* [Job]:
Print the entries below word for word; the pictures stay out of your copy.

* [The data]:
──────

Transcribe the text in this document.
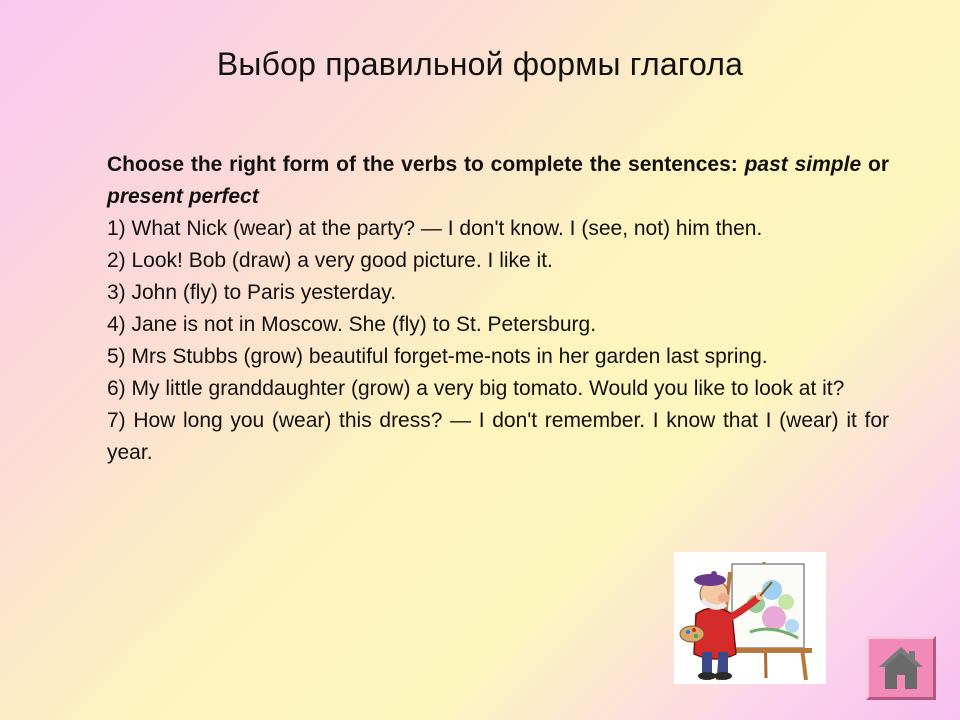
Выбор правильной формы глагола

Choose the right form of the verbs to complete the sentences: past simple or present perfect

1) What Nick (wear) at the party? — I don't know. I (see, not) him then.

2) Look! Bob (draw) a very good picture. I like it.

3) John (fly) to Paris yesterday.

4) Jane is not in Moscow. She (fly) to St. Petersburg.

5) Mrs Stubbs (grow) beautiful forget-me-nots in her garden last spring.

6) My little granddaughter (grow) a very big tomato. Would you like to look at it?

7) How long you (wear) this dress? — I don't remember. I know that I (wear) it for year.
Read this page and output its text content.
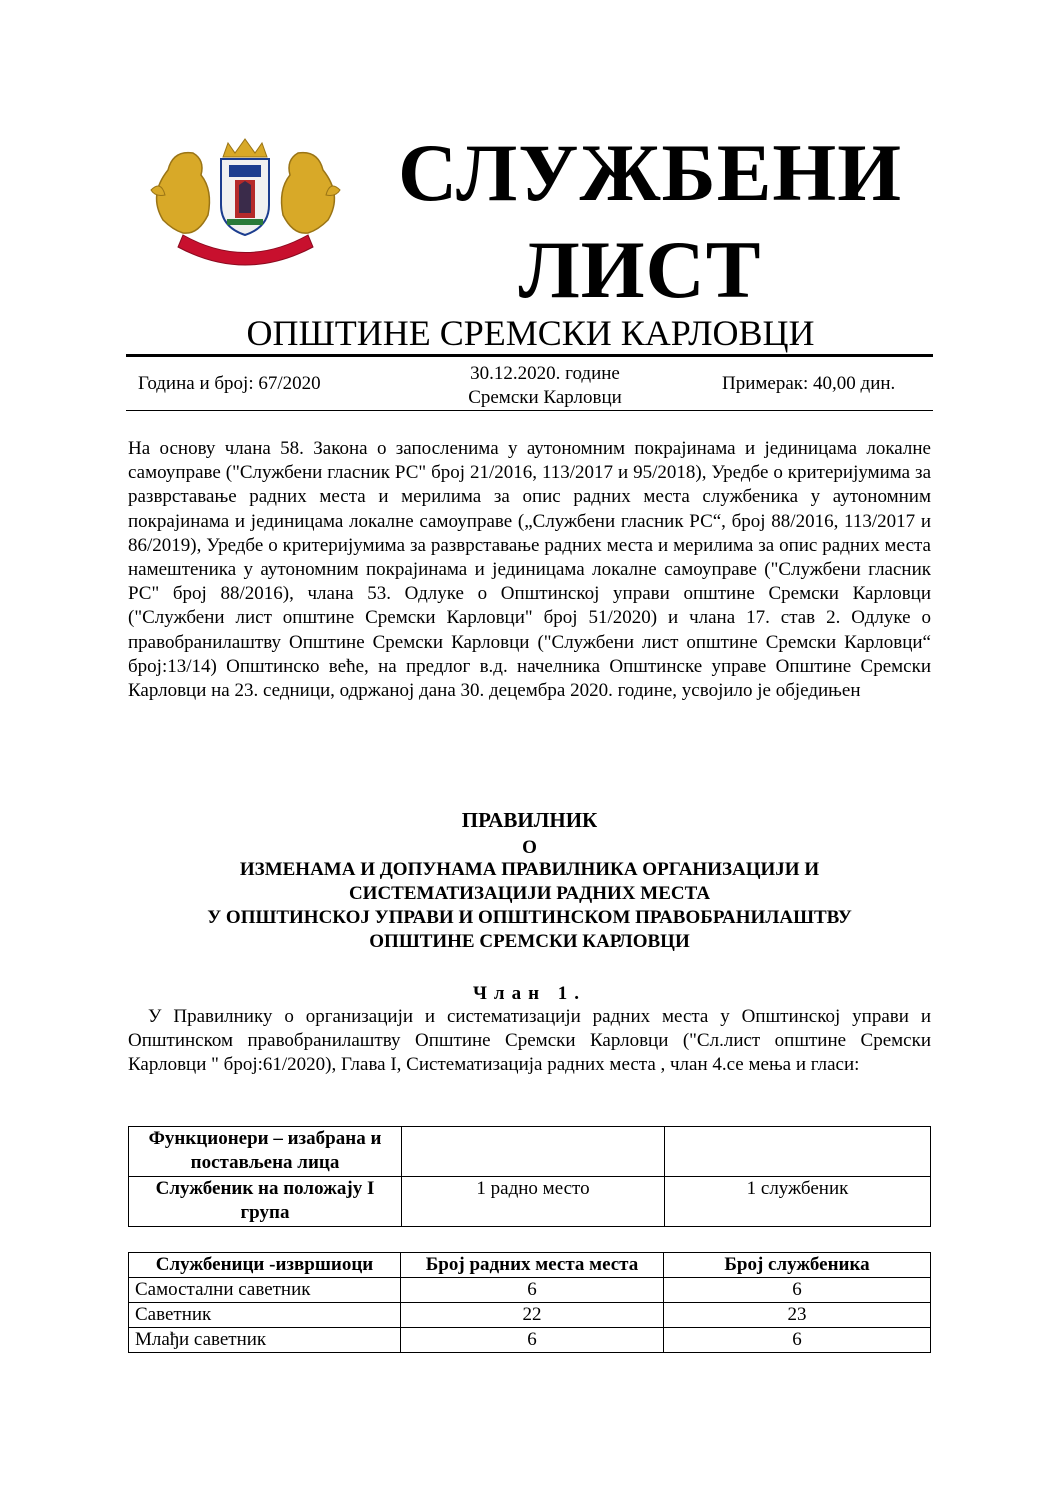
СЛУЖБЕНИ
ЛИСТ
ОПШТИНЕ СРЕМСКИ КАРЛОВЦИ
Година и број: 67/2020	30.12.2020. године
Сремски Карловци
Примерак: 40,00 дин.
На основу члана 58. Закона о запосленима у аутономним покрајинама и јединицама локалне самоуправе ("Службени гласник РС" број 21/2016, 113/2017 и 95/2018), Уредбе о критеријумима за разврставање радних места и мерилима за опис радних места службеника у аутономним покрајинама и јединицама локалне самоуправе („Службени гласник РС“, број 88/2016, 113/2017 и 86/2019), Уредбе о критеријумима за разврставање радних места и мерилима за опис радних места намештеника у аутономним покрајинама и јединицама локалне самоуправе ("Службени гласник РС" број 88/2016), члана 53. Одлуке о Општинској управи општине Сремски Карловци ("Службени лист општине Сремски Карловци" број 51/2020) и члана 17. став 2. Одлуке о правобранилаштву Општине Сремски Карловци ("Службени лист општине Сремски Карловци“ број:13/14) Општинско веће, на предлог в.д. начелника Општинске управе Општине Сремски Карловци на 23. седници, одржаној дана 30. децембра 2020. године, усвојило је обједињен
ПРАВИЛНИК
О
ИЗМЕНАМА И ДОПУНАМА ПРАВИЛНИКА ОРГАНИЗАЦИЈИ И
СИСТЕМАТИЗАЦИЈИ РАДНИХ МЕСТА
У ОПШТИНСКОЈ УПРАВИ И ОПШТИНСКОМ ПРАВОБРАНИЛАШТВУ
ОПШТИНЕ СРЕМСКИ КАРЛОВЦИ
Члан 1.
У Правилнику о организацији и систематизацији радних места у Општинској управи и Општинском правобранилаштву Општине Сремски Карловци ("Сл.лист општине Сремски Карловци " број:61/2020), Глава I, Систематизација радних места , члан 4.се мења и гласи:
Функционери – изабрана и постављена лица		
Службеник на положају I група	1 радно место	1 службеник
Службеници -извршиоци	Број радних места места	Број службеника
Самостални саветник	6	6
Саветник	22	23
Млађи саветник	6	6
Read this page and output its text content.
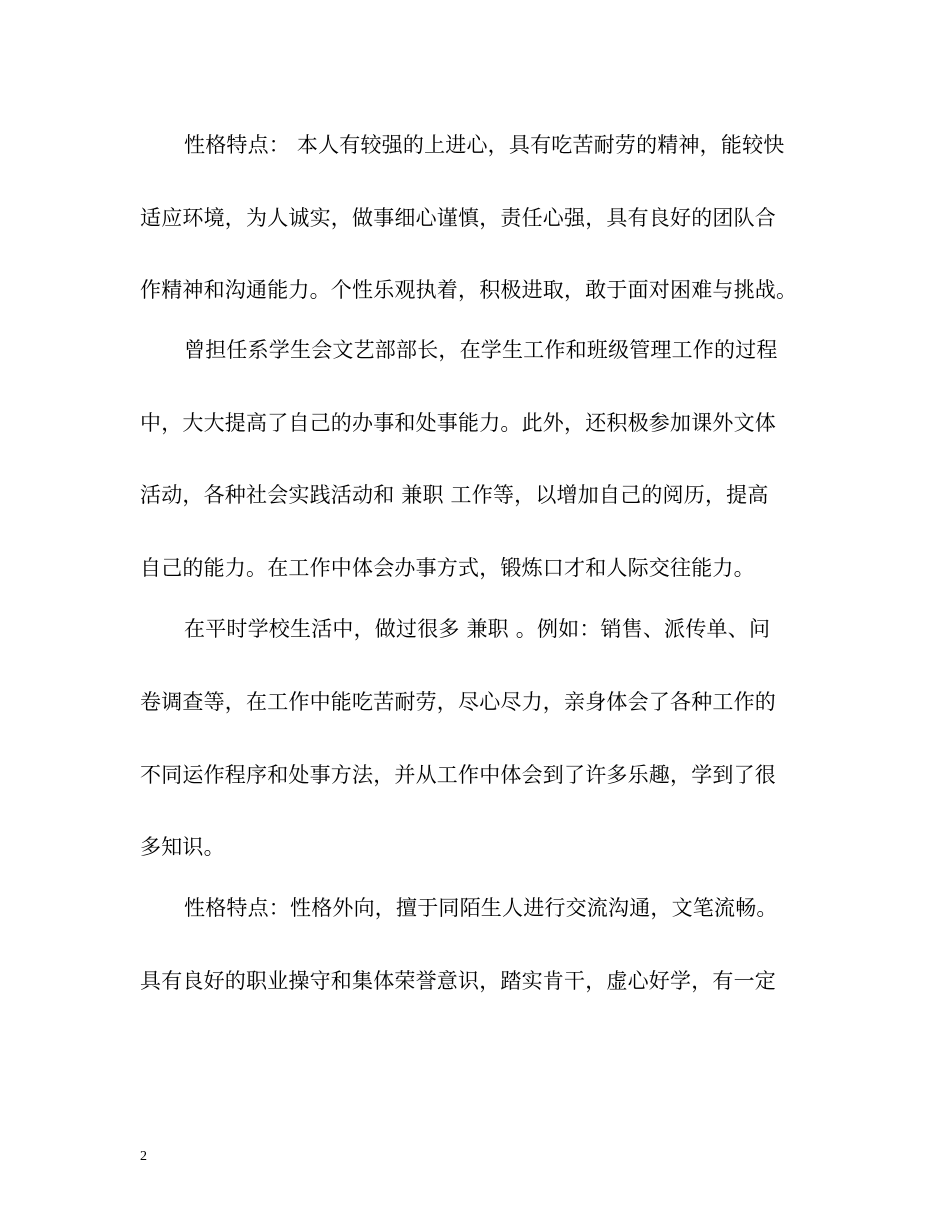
性格特点： 本人有较强的上进心，具有吃苦耐劳的精神，能较快
适应环境，为人诚实，做事细心谨慎，责任心强，具有良好的团队合
作精神和沟通能力。个性乐观执着，积极进取，敢于面对困难与挑战。
曾担任系学生会文艺部部长，在学生工作和班级管理工作的过程
中，大大提高了自己的办事和处事能力。此外，还积极参加课外文体
活动，各种社会实践活动和 兼职 工作等，以增加自己的阅历，提高
自己的能力。在工作中体会办事方式，锻炼口才和人际交往能力。
在平时学校生活中，做过很多 兼职 。例如：销售、派传单、问
卷调查等，在工作中能吃苦耐劳，尽心尽力，亲身体会了各种工作的
不同运作程序和处事方法，并从工作中体会到了许多乐趣，学到了很
多知识。
性格特点：性格外向，擅于同陌生人进行交流沟通，文笔流畅。
具有良好的职业操守和集体荣誉意识，踏实肯干，虚心好学，有一定
2
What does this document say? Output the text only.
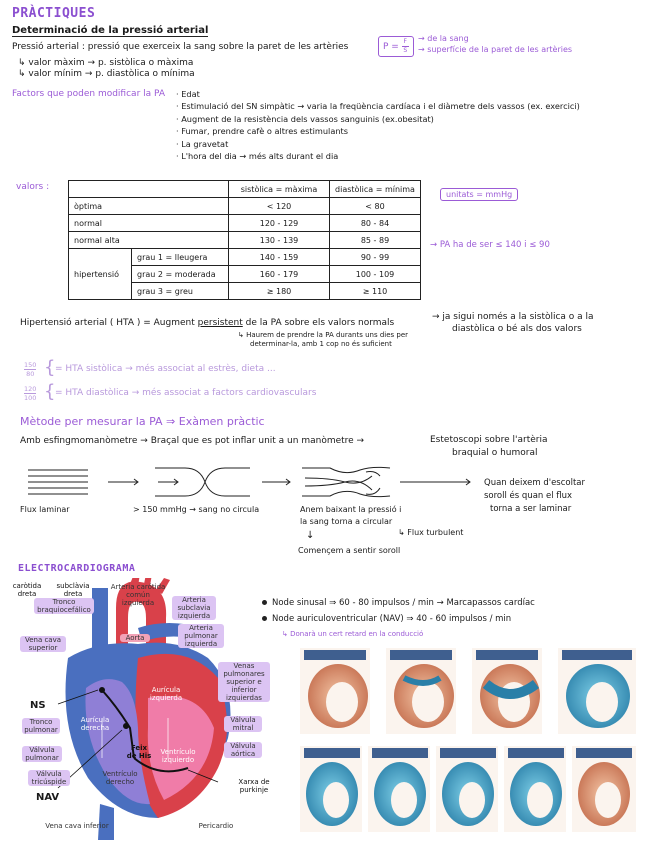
PRÀCTIQUES
Determinació de la pressió arterial
Pressió arterial : pressió que exerceix la sang sobre la paret de les artèries
↳ valor màxim → p. sistòlica o màxima
↳ valor mínim → p. diastòlica o mínima
$P = \frac{F}{S}$	→ de la sang
→ superfície de la paret de les artèries
Factors que poden modificar la PA · Edat
· Estimulació del SN simpàtic → varia la freqüència cardíaca i el diàmetre dels vassos (ex. exercici)
· Augment de la resistència dels vassos sanguinis (ex.obesitat)
· Fumar, prendre cafè o altres estimulants
· La gravetat
· L'hora del dia → més alts durant el dia
valors :
		sistòlica = màxima	diastòlica = mínima
òptima		< 120	< 80
normal		120 - 129	80 - 84
normal alta		130 - 139	85 - 89
hipertensió	grau 1 = lleugera	140 - 159	90 - 99
	grau 2 = moderada	160 - 179	100 - 109
	grau 3 = greu	≥ 180	≥ 110
unitats = mmHg
→ PA ha de ser ≤ 140 i ≤ 90
Hipertensió arterial ( HTA ) = Augment persistent de la PA sobre els valors normals
↳ Haurem de prendre la PA durants uns dies per
determinar-la, amb 1 cop no és suficient
→ ja sigui només a la sistòlica o a la
diastòlica o bé als dos valors
150
80 { = HTA sistòlica → més associat al estrès, dieta ...
120
100 { = HTA diastòlica → més associat a factors cardiovasculars
Mètode per mesurar la PA ⇒ Exàmen pràctic
Amb esfingmomanòmetre → Braçal que es pot inflar unit a un manòmetre →	Estetoscopi sobre l'artèria
braquial o humoral
Flux laminar	> 150 mmHg → sang no circula	Anem baixant la pressió i
la sang torna a circular
↳ Flux turbulent
↓
Començem a sentir soroll
Quan deixem d'escoltar
soroll és quan el flux
torna a ser laminar
ELECTROCARDIOGRAMA
Node sinusal ⇒ 60 - 80 impulsos / min → Marcapassos cardíac
Node auriculoventricular (NAV) ⇒ 40 - 60 impulsos / min
↳ Donarà un cert retard en la conducció
caròtida dreta
subclàvia dreta
Tronco braquiocefálico
Arteria carótida común izquierda	Arteria subclavia izquierda
Arteria pulmonar izquierda
Vena cava superior
Aorta
Venas pulmonares superior e inferior izquierdas
NS
Aurícula izquierda
Tronco pulmonar
Aurícula derecha
Válvula mitral
Válvula pulmonar
Feix de His	Ventrículo izquierdo
Válvula aórtica
Válvula tricúspide
Ventrículo derecho
NAV
Xarxa de purkinje
Vena cava inferior	Pericardio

──────

* [The output]:
Transcribe the text in this document.
Выбор правильной формы глагола

Choose the right form of the verbs to complete the sentences: past simple or present perfect

1) What Nick (wear) at the party? — I don't know. I (see, not) him then.

2) Look! Bob (draw) a very good picture. I like it.

3) John (fly) to Paris yesterday.

4) Jane is not in Moscow. She (fly) to St. Petersburg.

5) Mrs Stubbs (grow) beautiful forget-me-nots in her garden last spring.

6) My little granddaughter (grow) a very big tomato. Would you like to look at it?

7) How long you (wear) this dress? — I don't remember. I know that I (wear) it for year.
Read this page and output its text content.
СЛУЖБЕНИ
ЛИСТ
ОПШТИНЕ СРЕМСКИ КАРЛОВЦИ
Година и број: 67/2020	30.12.2020. године
Сремски Карловци
Примерак: 40,00 дин.
На основу члана 58. Закона о запосленима у аутономним покрајинама и јединицама локалне самоуправе ("Службени гласник РС" број 21/2016, 113/2017 и 95/2018), Уредбе о критеријумима за разврставање радних места и мерилима за опис радних места службеника у аутономним покрајинама и јединицама локалне самоуправе („Службени гласник РС“, број 88/2016, 113/2017 и 86/2019), Уредбе о критеријумима за разврставање радних места и мерилима за опис радних места намештеника у аутономним покрајинама и јединицама локалне самоуправе ("Службени гласник РС" број 88/2016), члана 53. Одлуке о Општинској управи општине Сремски Карловци ("Службени лист општине Сремски Карловци" број 51/2020) и члана 17. став 2. Одлуке о правобранилаштву Општине Сремски Карловци ("Службени лист општине Сремски Карловци“ број:13/14) Општинско веће, на предлог в.д. начелника Општинске управе Општине Сремски Карловци на 23. седници, одржаној дана 30. децембра 2020. године, усвојило је обједињен
ПРАВИЛНИК
О
ИЗМЕНАМА И ДОПУНАМА ПРАВИЛНИКА ОРГАНИЗАЦИЈИ И
СИСТЕМАТИЗАЦИЈИ РАДНИХ МЕСТА
У ОПШТИНСКОЈ УПРАВИ И ОПШТИНСКОМ ПРАВОБРАНИЛАШТВУ
ОПШТИНЕ СРЕМСКИ КАРЛОВЦИ
Члан 1.
У Правилнику о организацији и систематизацији радних места у Општинској управи и Општинском правобранилаштву Општине Сремски Карловци ("Сл.лист општине Сремски Карловци " број:61/2020), Глава I, Систематизација радних места , члан 4.се мења и гласи:
Функционери – изабрана и постављена лица		
Службеник на положају I група	1 радно место	1 службеник
Службеници -извршиоци	Број радних места места	Број службеника
Самостални саветник	6	6
Саветник	22	23
Млађи саветник	6	6
Read this page and output its text content.
性格特点： 本人有较强的上进心，具有吃苦耐劳的精神，能较快
适应环境，为人诚实，做事细心谨慎，责任心强，具有良好的团队合
作精神和沟通能力。个性乐观执着，积极进取，敢于面对困难与挑战。
曾担任系学生会文艺部部长，在学生工作和班级管理工作的过程
中，大大提高了自己的办事和处事能力。此外，还积极参加课外文体
活动，各种社会实践活动和 兼职 工作等，以增加自己的阅历，提高
自己的能力。在工作中体会办事方式，锻炼口才和人际交往能力。
在平时学校生活中，做过很多 兼职 。例如：销售、派传单、问
卷调查等，在工作中能吃苦耐劳，尽心尽力，亲身体会了各种工作的
不同运作程序和处事方法，并从工作中体会到了许多乐趣，学到了很
多知识。
性格特点：性格外向，擅于同陌生人进行交流沟通，文笔流畅。
具有良好的职业操守和集体荣誉意识，踏实肯干，虚心好学，有一定
2
What does this document say? Output the text only.
PRÀCTIQUES
Determinació de la pressió arterial
Pressió arterial : pressió que exerceix la sang sobre la paret de les artèries
↳ valor màxim → p. sistòlica o màxima
↳ valor mínim → p. diastòlica o mínima
$P = \frac{F}{S}$	→ de la sang
→ superfície de la paret de les artèries
Factors que poden modificar la PA · Edat
· Estimulació del SN simpàtic → varia la freqüència cardíaca i el diàmetre dels vassos (ex. exercici)
· Augment de la resistència dels vassos sanguinis (ex.obesitat)
· Fumar, prendre cafè o altres estimulants
· La gravetat
· L'hora del dia → més alts durant el dia
valors :
		sistòlica = màxima	diastòlica = mínima
òptima		< 120	< 80
normal		120 - 129	80 - 84
normal alta		130 - 139	85 - 89
hipertensió	grau 1 = lleugera	140 - 159	90 - 99
	grau 2 = moderada	160 - 179	100 - 109
	grau 3 = greu	≥ 180	≥ 110
unitats = mmHg
→ PA ha de ser ≤ 140 i ≤ 90
Hipertensió arterial ( HTA ) = Augment persistent de la PA sobre els valors normals
↳ Haurem de prendre la PA durants uns dies per
determinar-la, amb 1 cop no és suficient
→ ja sigui només a la sistòlica o a la
diastòlica o bé als dos valors
150
80 { = HTA sistòlica → més associat al estrès, dieta ...
120
100 { = HTA diastòlica → més associat a factors cardiovasculars
Mètode per mesurar la PA ⇒ Exàmen pràctic
Amb esfingmomanòmetre → Braçal que es pot inflar unit a un manòmetre →	Estetoscopi sobre l'artèria
braquial o humoral
Flux laminar	> 150 mmHg → sang no circula	Anem baixant la pressió i
la sang torna a circular
↳ Flux turbulent
↓
Començem a sentir soroll
Quan deixem d'escoltar
soroll és quan el flux
torna a ser laminar
ELECTROCARDIOGRAMA
Node sinusal ⇒ 60 - 80 impulsos / min → Marcapassos cardíac
Node auriculoventricular (NAV) ⇒ 40 - 60 impulsos / min
↳ Donarà un cert retard en la conducció
caròtida dreta
subclàvia dreta
Tronco braquiocefálico
Arteria carótida común izquierda	Arteria subclavia izquierda
Arteria pulmonar izquierda
Vena cava superior
Aorta
Venas pulmonares superior e inferior izquierdas
NS
Aurícula izquierda
Tronco pulmonar
Aurícula derecha
Válvula mitral
Válvula pulmonar
Feix de His	Ventrículo izquierdo
Válvula aórtica
Válvula tricúspide
Ventrículo derecho
NAV
Xarxa de purkinje
Vena cava inferior	Pericardio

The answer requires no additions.